Check each line of the records below for the word "color" and copy those where it appears.

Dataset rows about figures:
## START

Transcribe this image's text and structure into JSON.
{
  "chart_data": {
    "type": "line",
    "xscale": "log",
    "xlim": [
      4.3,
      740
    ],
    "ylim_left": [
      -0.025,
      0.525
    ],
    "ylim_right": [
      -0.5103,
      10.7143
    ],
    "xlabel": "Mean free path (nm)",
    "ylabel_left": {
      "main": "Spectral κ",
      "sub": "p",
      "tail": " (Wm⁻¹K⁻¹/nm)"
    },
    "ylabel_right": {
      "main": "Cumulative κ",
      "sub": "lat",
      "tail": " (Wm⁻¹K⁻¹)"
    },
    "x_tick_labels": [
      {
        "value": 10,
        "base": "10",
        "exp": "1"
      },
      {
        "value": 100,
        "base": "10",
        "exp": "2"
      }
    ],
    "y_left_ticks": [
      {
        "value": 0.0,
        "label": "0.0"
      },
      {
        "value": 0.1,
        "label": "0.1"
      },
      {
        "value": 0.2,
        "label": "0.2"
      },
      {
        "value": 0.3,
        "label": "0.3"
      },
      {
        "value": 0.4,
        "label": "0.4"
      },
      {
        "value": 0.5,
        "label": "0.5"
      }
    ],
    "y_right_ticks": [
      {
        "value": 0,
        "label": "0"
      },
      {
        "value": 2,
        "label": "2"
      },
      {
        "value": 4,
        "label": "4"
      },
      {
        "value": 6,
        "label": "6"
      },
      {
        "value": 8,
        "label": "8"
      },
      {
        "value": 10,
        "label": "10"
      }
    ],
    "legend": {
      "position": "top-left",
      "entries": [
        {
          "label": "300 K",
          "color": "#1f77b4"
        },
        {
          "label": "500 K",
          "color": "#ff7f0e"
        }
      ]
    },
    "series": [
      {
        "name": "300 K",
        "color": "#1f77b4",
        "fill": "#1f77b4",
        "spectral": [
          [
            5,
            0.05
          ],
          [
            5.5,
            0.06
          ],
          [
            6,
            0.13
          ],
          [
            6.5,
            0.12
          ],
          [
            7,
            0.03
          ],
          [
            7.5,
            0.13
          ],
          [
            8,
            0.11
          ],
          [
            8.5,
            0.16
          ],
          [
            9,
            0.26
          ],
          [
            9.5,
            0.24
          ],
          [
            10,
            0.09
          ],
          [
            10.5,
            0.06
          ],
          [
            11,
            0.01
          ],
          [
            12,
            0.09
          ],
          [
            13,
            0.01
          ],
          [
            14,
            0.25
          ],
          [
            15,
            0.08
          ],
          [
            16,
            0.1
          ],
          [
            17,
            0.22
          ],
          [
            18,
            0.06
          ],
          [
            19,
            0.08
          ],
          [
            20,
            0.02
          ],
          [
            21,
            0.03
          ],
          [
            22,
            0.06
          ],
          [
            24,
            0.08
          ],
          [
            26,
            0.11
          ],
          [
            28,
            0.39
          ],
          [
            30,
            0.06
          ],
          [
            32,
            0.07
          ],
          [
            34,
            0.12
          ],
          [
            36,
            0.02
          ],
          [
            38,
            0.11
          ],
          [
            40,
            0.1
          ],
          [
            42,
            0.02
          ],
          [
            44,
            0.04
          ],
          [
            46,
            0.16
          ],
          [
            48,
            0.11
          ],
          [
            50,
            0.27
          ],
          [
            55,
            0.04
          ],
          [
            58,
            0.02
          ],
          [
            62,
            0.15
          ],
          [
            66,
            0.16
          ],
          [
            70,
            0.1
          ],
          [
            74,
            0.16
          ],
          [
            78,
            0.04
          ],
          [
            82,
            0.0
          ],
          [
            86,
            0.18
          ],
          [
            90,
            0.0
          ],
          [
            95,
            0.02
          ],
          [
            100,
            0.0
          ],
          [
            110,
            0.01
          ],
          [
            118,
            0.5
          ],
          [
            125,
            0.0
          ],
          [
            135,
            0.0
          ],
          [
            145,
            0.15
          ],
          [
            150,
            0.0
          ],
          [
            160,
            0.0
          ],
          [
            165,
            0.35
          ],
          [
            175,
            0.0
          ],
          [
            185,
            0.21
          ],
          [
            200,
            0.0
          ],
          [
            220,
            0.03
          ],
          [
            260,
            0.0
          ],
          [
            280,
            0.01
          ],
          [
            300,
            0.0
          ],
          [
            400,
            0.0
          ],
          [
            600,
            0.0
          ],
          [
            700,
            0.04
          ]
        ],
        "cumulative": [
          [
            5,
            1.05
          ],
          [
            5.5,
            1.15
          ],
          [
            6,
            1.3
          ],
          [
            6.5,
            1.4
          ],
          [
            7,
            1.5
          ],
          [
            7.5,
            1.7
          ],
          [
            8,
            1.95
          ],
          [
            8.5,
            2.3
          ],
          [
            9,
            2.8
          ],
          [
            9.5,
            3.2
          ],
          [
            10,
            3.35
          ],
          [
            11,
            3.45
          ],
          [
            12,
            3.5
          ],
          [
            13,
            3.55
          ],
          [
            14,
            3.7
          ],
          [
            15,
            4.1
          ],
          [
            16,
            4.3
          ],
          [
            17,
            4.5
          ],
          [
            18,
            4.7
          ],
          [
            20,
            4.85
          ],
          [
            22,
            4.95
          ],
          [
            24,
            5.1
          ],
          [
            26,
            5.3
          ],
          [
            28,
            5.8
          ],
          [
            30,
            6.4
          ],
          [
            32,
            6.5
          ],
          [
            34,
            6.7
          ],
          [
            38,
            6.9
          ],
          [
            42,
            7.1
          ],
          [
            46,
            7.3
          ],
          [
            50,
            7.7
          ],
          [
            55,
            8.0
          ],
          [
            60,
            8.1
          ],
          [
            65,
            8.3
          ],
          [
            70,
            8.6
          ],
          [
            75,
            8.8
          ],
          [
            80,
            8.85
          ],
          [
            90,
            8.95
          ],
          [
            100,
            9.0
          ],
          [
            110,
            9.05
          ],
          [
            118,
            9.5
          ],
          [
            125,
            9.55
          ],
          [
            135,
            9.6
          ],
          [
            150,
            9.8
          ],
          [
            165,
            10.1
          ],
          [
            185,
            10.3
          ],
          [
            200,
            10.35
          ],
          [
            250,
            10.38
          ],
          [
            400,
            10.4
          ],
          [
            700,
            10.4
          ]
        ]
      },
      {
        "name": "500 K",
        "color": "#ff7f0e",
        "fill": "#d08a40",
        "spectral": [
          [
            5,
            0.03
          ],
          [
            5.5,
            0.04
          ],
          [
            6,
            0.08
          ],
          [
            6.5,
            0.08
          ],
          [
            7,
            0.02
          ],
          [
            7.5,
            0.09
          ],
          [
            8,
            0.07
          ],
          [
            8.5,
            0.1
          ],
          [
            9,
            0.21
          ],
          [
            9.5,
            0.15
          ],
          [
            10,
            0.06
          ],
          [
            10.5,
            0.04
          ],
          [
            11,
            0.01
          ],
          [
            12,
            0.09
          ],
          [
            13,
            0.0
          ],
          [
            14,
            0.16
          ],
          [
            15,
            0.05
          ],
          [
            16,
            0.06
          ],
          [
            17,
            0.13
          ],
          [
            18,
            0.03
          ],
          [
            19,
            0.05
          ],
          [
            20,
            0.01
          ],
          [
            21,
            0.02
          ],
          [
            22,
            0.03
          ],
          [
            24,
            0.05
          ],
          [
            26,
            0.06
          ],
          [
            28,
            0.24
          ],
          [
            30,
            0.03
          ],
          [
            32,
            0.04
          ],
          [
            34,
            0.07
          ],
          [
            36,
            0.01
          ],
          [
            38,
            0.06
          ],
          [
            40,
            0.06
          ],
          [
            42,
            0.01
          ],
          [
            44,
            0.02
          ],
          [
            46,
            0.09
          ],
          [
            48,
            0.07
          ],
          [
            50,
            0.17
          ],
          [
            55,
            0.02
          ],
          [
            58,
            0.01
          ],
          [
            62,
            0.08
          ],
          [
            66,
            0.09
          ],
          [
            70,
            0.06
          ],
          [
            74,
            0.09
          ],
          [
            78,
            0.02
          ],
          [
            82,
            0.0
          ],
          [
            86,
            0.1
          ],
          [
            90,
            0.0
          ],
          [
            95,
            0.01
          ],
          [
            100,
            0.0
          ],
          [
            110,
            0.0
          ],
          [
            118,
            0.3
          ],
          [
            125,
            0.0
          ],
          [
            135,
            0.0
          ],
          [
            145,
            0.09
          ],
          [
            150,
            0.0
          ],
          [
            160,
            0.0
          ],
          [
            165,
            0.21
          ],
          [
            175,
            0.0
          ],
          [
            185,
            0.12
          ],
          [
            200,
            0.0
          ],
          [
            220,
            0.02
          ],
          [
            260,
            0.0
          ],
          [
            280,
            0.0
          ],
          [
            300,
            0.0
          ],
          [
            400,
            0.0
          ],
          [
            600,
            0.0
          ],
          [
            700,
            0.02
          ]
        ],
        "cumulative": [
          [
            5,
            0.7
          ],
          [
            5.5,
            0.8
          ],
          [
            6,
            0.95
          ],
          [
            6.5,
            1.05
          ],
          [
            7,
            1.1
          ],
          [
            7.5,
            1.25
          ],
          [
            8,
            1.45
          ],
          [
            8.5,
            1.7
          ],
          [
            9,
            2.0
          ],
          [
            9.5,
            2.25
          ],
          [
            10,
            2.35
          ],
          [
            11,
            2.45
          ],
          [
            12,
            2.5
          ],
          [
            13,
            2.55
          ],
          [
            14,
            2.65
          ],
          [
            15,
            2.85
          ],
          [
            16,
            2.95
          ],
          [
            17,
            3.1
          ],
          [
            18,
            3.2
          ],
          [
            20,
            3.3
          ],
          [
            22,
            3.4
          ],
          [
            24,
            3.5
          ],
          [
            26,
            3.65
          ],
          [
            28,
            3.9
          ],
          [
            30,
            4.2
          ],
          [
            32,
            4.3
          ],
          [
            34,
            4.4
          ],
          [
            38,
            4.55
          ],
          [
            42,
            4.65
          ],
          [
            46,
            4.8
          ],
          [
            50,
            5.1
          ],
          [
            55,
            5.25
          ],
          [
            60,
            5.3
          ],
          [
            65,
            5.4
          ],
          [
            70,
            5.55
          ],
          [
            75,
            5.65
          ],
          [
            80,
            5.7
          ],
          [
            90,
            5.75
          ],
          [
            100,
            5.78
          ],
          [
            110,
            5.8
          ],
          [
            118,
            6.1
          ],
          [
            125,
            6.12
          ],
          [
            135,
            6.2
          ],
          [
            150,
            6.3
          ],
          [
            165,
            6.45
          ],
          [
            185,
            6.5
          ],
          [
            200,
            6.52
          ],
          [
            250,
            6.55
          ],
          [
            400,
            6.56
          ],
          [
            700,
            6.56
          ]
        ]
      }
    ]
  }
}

## END

**Answer to the problem**
          "color": "#1f77b4"
          "color": "#ff7f0e"
        "color": "#1f77b4",
        "color": "#ff7f0e",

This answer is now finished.